The request
Copy the lines holding the word "subtitle", all of them.

* START Data to use *

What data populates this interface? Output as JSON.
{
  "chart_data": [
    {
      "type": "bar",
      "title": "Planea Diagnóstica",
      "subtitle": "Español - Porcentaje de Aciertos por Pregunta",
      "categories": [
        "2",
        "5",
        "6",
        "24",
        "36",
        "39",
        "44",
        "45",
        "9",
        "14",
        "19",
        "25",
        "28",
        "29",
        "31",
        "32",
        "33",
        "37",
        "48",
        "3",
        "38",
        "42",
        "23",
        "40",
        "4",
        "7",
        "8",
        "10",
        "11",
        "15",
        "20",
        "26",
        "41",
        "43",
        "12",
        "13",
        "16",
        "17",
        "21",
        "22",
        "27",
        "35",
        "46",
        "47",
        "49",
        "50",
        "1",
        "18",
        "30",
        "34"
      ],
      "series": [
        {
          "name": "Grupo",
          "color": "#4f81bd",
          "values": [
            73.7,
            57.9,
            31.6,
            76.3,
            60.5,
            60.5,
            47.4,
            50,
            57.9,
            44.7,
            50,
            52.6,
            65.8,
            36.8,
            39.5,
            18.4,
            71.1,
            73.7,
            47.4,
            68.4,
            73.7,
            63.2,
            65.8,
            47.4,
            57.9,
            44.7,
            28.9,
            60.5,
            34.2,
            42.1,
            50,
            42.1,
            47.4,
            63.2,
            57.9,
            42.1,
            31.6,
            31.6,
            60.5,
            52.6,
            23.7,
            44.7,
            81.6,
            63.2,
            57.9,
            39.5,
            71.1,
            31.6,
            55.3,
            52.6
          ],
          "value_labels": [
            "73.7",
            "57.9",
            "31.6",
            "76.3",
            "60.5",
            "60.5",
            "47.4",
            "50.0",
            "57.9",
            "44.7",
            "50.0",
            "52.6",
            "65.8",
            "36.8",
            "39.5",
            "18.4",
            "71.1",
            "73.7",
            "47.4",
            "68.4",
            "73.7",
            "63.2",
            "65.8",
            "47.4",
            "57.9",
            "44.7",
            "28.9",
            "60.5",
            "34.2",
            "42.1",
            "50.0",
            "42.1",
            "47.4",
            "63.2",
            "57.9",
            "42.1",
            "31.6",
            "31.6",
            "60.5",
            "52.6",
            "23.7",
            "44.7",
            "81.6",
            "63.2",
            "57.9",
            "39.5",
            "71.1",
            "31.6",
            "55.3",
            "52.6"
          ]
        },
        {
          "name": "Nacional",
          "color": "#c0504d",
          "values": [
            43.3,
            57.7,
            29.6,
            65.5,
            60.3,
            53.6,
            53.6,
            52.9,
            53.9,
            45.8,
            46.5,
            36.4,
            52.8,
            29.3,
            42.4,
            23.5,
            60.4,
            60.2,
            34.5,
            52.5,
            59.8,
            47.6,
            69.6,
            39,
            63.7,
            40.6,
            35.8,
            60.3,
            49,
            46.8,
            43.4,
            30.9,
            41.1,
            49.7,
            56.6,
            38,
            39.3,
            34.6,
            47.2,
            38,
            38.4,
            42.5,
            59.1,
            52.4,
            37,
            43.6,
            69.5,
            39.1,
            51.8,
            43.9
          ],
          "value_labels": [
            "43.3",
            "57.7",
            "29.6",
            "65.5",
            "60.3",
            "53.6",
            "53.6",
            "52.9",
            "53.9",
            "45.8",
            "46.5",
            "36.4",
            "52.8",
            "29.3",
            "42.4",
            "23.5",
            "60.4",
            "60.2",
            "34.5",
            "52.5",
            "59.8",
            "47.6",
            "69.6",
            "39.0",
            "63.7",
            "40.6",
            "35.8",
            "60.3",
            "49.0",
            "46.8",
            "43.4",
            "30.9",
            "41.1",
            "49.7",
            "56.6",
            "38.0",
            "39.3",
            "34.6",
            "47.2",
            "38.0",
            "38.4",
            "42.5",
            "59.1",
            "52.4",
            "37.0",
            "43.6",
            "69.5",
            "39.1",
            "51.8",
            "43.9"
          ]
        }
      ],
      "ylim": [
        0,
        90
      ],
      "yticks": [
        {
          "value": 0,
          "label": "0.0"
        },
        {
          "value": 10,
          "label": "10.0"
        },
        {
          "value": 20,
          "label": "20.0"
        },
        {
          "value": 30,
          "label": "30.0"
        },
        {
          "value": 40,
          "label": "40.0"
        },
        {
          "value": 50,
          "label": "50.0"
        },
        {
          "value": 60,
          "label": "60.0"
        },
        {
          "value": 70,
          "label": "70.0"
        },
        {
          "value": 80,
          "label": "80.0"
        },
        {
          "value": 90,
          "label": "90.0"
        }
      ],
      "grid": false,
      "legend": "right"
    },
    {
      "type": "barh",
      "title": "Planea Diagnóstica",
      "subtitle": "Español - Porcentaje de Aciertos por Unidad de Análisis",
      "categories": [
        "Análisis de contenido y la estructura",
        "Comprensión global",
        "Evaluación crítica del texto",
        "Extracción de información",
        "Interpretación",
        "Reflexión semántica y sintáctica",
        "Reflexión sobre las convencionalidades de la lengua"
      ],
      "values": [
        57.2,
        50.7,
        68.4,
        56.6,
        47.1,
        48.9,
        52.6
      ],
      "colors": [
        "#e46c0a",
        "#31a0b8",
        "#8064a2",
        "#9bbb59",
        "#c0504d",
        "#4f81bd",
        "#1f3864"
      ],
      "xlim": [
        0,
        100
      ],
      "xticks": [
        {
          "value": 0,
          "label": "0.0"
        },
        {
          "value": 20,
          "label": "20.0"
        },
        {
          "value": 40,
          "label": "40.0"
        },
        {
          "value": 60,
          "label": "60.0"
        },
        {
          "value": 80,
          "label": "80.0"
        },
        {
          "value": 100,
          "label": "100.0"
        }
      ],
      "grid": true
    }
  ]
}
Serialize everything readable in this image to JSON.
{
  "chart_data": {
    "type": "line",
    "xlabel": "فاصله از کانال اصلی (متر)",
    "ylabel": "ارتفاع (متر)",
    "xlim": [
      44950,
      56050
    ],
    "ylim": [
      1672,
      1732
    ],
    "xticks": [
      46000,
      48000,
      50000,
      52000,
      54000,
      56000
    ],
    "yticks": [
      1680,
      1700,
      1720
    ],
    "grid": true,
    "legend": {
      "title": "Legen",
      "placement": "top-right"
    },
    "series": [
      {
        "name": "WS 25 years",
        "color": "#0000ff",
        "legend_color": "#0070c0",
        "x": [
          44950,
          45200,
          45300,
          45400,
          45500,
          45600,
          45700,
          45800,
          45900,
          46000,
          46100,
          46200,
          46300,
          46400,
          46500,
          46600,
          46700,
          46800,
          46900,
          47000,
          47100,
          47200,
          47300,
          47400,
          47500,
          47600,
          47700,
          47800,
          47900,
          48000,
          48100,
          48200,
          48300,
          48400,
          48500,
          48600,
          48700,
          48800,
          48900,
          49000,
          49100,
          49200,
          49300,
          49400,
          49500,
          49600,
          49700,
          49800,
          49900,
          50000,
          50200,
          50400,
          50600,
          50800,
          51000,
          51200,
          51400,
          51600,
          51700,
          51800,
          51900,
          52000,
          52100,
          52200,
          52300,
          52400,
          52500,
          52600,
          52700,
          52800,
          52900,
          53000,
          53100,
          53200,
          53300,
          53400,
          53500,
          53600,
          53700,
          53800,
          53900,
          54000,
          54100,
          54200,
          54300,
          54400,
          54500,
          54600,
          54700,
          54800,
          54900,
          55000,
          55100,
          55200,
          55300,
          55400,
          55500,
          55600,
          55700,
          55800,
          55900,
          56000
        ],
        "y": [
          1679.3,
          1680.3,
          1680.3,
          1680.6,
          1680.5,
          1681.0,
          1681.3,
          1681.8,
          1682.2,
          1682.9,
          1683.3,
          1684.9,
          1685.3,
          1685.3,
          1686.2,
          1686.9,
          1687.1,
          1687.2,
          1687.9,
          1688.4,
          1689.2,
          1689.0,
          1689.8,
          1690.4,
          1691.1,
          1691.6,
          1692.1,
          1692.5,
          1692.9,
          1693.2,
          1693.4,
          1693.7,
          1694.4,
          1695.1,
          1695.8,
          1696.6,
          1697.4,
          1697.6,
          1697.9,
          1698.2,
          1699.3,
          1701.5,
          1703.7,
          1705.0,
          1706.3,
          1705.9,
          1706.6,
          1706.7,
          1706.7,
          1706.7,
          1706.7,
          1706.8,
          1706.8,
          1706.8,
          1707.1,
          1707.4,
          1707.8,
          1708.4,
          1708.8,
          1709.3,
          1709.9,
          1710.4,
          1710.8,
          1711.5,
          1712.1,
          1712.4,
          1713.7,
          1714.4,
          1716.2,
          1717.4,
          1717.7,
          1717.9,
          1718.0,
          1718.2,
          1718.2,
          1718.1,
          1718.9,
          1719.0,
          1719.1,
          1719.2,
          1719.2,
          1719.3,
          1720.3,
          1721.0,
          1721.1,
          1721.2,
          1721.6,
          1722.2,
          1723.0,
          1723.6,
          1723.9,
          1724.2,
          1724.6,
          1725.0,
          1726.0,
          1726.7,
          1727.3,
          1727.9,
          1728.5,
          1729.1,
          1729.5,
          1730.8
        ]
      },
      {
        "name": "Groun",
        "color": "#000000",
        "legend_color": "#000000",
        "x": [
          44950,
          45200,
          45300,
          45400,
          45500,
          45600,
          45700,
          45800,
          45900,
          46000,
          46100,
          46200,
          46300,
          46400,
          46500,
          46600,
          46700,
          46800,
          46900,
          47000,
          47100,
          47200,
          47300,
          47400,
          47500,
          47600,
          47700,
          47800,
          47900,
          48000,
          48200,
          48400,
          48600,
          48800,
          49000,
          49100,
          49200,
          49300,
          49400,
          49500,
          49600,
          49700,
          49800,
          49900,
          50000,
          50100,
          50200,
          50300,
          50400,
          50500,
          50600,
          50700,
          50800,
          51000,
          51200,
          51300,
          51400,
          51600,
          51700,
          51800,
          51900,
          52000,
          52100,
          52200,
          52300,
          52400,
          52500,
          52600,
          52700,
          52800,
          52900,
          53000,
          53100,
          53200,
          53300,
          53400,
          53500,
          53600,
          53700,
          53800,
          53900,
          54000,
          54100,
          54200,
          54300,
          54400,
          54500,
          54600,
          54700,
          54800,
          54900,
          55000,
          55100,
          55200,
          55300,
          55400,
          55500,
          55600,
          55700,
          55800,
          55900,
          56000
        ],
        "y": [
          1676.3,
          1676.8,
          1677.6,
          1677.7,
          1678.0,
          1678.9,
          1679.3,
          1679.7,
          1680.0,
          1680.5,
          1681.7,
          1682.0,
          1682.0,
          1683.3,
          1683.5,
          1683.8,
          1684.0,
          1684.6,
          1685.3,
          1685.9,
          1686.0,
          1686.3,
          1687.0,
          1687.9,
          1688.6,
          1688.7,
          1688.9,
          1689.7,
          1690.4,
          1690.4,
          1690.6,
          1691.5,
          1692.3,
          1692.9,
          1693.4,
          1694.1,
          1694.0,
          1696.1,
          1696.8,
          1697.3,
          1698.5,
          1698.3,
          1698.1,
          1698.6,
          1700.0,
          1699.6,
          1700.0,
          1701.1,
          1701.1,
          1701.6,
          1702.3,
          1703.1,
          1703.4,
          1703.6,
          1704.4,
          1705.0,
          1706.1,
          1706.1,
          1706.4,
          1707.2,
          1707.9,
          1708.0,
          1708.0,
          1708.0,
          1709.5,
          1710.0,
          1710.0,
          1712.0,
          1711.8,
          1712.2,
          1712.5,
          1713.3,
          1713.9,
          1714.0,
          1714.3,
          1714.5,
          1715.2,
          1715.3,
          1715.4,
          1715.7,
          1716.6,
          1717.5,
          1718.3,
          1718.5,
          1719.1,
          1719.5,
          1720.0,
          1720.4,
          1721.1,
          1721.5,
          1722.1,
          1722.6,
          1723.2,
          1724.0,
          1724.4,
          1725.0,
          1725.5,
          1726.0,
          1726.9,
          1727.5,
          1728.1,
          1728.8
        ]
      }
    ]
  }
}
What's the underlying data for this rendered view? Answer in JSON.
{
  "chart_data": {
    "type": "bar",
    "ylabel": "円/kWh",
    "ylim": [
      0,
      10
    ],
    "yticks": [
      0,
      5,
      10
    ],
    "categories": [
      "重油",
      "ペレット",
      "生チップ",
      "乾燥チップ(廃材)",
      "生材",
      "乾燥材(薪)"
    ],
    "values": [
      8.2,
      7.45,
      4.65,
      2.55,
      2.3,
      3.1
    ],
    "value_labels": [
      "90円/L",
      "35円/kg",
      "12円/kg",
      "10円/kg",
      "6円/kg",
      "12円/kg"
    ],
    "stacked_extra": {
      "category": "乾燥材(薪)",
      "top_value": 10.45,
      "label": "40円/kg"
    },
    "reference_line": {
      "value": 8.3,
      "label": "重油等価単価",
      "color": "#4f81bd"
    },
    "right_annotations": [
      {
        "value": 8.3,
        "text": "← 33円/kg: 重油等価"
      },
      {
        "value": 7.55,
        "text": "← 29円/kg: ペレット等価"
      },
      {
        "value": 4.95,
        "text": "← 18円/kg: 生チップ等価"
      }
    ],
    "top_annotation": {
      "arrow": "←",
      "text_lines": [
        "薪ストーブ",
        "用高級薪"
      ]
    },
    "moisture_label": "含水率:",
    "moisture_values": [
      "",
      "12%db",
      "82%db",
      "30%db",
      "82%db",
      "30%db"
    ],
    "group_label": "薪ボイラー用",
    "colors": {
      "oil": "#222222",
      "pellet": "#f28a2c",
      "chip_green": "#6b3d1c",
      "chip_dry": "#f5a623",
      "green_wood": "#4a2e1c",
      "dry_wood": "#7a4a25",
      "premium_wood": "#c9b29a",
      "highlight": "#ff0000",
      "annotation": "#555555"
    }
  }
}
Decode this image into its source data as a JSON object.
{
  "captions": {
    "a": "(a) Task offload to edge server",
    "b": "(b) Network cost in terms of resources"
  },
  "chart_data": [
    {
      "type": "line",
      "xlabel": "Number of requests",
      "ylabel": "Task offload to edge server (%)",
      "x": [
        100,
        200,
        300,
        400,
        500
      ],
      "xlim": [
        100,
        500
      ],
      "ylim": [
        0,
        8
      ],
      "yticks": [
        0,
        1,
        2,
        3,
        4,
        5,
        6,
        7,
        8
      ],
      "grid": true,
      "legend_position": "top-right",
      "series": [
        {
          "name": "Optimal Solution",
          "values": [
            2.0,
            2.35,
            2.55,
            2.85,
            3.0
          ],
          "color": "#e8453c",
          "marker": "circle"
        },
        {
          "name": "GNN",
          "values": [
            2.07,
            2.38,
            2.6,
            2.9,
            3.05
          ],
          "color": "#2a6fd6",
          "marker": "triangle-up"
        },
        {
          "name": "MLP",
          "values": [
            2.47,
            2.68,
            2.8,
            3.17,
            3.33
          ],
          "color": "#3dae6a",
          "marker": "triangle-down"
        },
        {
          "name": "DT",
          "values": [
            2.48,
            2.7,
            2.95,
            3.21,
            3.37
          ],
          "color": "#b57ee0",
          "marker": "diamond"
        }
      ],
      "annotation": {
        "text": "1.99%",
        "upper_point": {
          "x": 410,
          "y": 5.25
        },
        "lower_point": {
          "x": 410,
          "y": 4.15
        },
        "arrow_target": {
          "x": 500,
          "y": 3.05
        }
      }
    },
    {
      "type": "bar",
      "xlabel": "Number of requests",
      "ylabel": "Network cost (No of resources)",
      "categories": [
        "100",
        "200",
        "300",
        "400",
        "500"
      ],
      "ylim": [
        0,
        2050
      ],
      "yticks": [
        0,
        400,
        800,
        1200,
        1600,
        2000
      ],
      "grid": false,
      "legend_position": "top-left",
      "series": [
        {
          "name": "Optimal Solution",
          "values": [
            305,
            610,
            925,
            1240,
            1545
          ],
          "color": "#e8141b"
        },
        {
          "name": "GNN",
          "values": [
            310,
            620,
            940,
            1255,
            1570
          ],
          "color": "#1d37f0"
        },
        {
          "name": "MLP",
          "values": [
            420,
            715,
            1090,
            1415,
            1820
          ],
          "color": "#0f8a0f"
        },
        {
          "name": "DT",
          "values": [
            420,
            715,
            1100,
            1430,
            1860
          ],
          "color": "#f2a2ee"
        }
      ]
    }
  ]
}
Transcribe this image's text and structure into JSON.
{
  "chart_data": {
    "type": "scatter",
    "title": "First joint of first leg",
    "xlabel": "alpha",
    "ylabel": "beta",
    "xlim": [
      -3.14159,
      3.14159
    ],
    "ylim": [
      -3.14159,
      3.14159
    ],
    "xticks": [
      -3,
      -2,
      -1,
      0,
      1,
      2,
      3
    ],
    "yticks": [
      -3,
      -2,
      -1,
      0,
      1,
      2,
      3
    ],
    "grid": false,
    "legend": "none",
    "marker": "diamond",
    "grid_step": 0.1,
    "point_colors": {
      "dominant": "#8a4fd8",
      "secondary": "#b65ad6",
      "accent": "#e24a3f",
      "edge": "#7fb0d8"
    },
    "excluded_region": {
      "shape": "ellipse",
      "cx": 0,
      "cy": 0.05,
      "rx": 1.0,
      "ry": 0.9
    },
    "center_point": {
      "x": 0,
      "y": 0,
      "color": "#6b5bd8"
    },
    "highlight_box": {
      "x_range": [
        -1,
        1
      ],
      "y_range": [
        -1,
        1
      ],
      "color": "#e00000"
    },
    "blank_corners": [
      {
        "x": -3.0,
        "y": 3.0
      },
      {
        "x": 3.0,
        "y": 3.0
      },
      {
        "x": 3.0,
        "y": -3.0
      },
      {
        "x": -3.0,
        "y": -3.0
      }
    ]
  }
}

* END Data to use *

Result of this exercise
      "subtitle": "Español - Porcentaje de Aciertos por Pregunta",
      "subtitle": "Español - Porcentaje de Aciertos por Unidad de Análisis",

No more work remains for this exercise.